··· The records ···

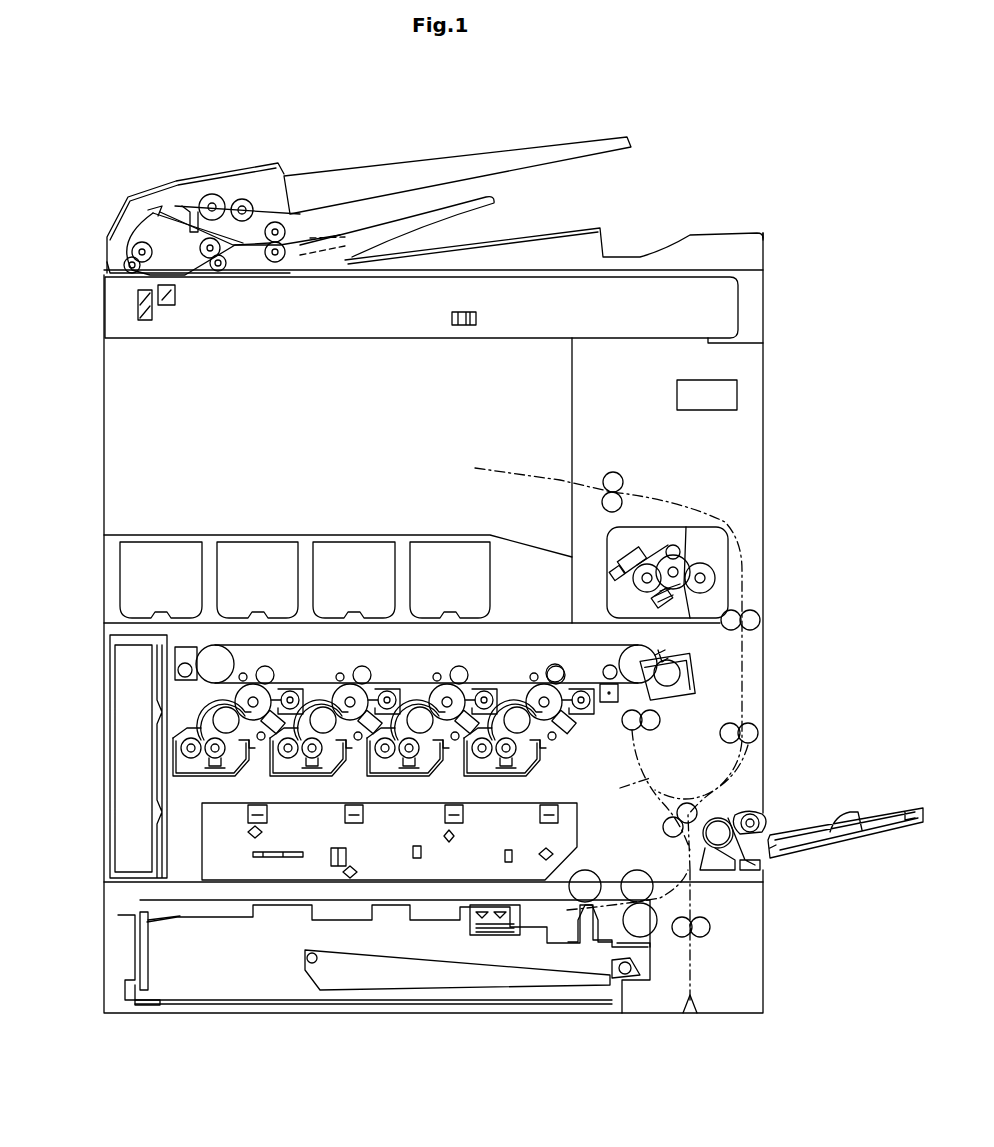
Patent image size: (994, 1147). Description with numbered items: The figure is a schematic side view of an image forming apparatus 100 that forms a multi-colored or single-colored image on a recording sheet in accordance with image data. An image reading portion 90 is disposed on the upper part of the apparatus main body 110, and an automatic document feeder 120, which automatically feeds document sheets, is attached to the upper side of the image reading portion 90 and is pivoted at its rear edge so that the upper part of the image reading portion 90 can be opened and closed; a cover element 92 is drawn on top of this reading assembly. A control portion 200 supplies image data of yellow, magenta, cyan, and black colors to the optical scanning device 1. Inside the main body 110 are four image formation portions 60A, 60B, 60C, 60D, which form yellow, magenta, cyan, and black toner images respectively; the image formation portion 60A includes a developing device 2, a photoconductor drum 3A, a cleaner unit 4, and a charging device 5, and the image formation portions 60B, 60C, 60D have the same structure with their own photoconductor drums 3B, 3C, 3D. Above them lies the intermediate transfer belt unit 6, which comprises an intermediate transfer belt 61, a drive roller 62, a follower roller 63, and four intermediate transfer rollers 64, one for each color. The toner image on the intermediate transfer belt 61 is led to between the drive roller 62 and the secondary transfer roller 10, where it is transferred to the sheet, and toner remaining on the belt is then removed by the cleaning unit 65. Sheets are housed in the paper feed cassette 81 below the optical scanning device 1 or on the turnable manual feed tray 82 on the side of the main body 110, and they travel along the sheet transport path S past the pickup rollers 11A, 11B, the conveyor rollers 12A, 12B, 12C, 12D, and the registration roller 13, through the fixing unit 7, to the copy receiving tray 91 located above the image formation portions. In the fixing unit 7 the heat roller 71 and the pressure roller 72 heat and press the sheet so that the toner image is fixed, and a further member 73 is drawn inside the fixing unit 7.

The image forming apparatus 100 is at (777, 183).
The apparatus main body 110 is at (90, 481).
The document feeder 120 is at (228, 165).
The image reading portion 90 is at (765, 313).
The platen cover 92 is at (525, 268).
The control portion 200 is at (737, 388).
The copy receiving tray 91 is at (215, 535).
The optical scanning device 1 is at (578, 826).
The developing device 2 is at (212, 722).
The photoconductor drum 3A is at (257, 688).
The photoconductor drum 3B is at (349, 683).
The photoconductor drum 3C is at (451, 688).
The photoconductor drum 3D is at (543, 683).
The cleaner unit 4 is at (292, 693).
The charging device 5 is at (228, 735).
The intermediate transfer belt unit 6 is at (426, 629).
The intermediate transfer belt 61 is at (547, 645).
The follower roller 63 is at (215, 650).
The intermediate transfer roller 64 is at (270, 672).
The cleaning unit 65 is at (190, 648).
The image formation portion 60A is at (173, 708).
The image formation portion 60B is at (335, 636).
The image formation portion 60C is at (432, 636).
The image formation portion 60D is at (517, 636).
The fixing unit 7 is at (714, 530).
The heat roller 71 is at (680, 562).
The pressure roller 72 is at (706, 578).
The heating member 73 is at (658, 557).
The secondary transfer roller 10 is at (672, 672).
The drive roller 62 is at (662, 660).
The registration roller 13 is at (656, 720).
The conveyor roller 12A is at (692, 812).
The conveyor roller 12B is at (615, 472).
The conveyor roller 12C is at (752, 619).
The conveyor roller 12D is at (757, 733).
The pickup roller 11A is at (580, 880).
The pickup roller 11B is at (765, 825).
The paper feed cassette 81 is at (260, 1005).
The manual feed tray 82 is at (862, 810).
The sheet transport path S is at (611, 734).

···

● Problem to work on
Rewrite all the rows above with "schematic side view" changed to "simplified side view" and everything else unchanged. Leave the pictures out.

● Complete response
Patent image size: (994, 1147). Description with numbered items: The figure is a simplified side view of an image forming apparatus 100 that forms a multi-colored or single-colored image on a recording sheet in accordance with image data. An image reading portion 90 is disposed on the upper part of the apparatus main body 110, and an automatic document feeder 120, which automatically feeds document sheets, is attached to the upper side of the image reading portion 90 and is pivoted at its rear edge so that the upper part of the image reading portion 90 can be opened and closed; a cover element 92 is drawn on top of this reading assembly. A control portion 200 supplies image data of yellow, magenta, cyan, and black colors to the optical scanning device 1. Inside the main body 110 are four image formation portions 60A, 60B, 60C, 60D, which form yellow, magenta, cyan, and black toner images respectively; the image formation portion 60A includes a developing device 2, a photoconductor drum 3A, a cleaner unit 4, and a charging device 5, and the image formation portions 60B, 60C, 60D have the same structure with their own photoconductor drums 3B, 3C, 3D. Above them lies the intermediate transfer belt unit 6, which comprises an intermediate transfer belt 61, a drive roller 62, a follower roller 63, and four intermediate transfer rollers 64, one for each color. The toner image on the intermediate transfer belt 61 is led to between the drive roller 62 and the secondary transfer roller 10, where it is transferred to the sheet, and toner remaining on the belt is then removed by the cleaning unit 65. Sheets are housed in the paper feed cassette 81 below the optical scanning device 1 or on the turnable manual feed tray 82 on the side of the main body 110, and they travel along the sheet transport path S past the pickup rollers 11A, 11B, the conveyor rollers 12A, 12B, 12C, 12D, and the registration roller 13, through the fixing unit 7, to the copy receiving tray 91 located above the image formation portions. In the fixing unit 7 the heat roller 71 and the pressure roller 72 heat and press the sheet so that the toner image is fixed, and a further member 73 is drawn inside the fixing unit 7.

The image forming apparatus 100 is at (777, 183).
The apparatus main body 110 is at (90, 481).
The document feeder 120 is at (228, 165).
The image reading portion 90 is at (765, 313).
The platen cover 92 is at (525, 268).
The control portion 200 is at (737, 388).
The copy receiving tray 91 is at (215, 535).
The optical scanning device 1 is at (578, 826).
The developing device 2 is at (212, 722).
The photoconductor drum 3A is at (257, 688).
The photoconductor drum 3B is at (349, 683).
The photoconductor drum 3C is at (451, 688).
The photoconductor drum 3D is at (543, 683).
The cleaner unit 4 is at (292, 693).
The charging device 5 is at (228, 735).
The intermediate transfer belt unit 6 is at (426, 629).
The intermediate transfer belt 61 is at (547, 645).
The follower roller 63 is at (215, 650).
The intermediate transfer roller 64 is at (270, 672).
The cleaning unit 65 is at (190, 648).
The image formation portion 60A is at (173, 708).
The image formation portion 60B is at (335, 636).
The image formation portion 60C is at (432, 636).
The image formation portion 60D is at (517, 636).
The fixing unit 7 is at (714, 530).
The heat roller 71 is at (680, 562).
The pressure roller 72 is at (706, 578).
The heating member 73 is at (658, 557).
The secondary transfer roller 10 is at (672, 672).
The drive roller 62 is at (662, 660).
The registration roller 13 is at (656, 720).
The conveyor roller 12A is at (692, 812).
The conveyor roller 12B is at (615, 472).
The conveyor roller 12C is at (752, 619).
The conveyor roller 12D is at (757, 733).
The pickup roller 11A is at (580, 880).
The pickup roller 11B is at (765, 825).
The paper feed cassette 81 is at (260, 1005).
The manual feed tray 82 is at (862, 810).
The sheet transport path S is at (611, 734).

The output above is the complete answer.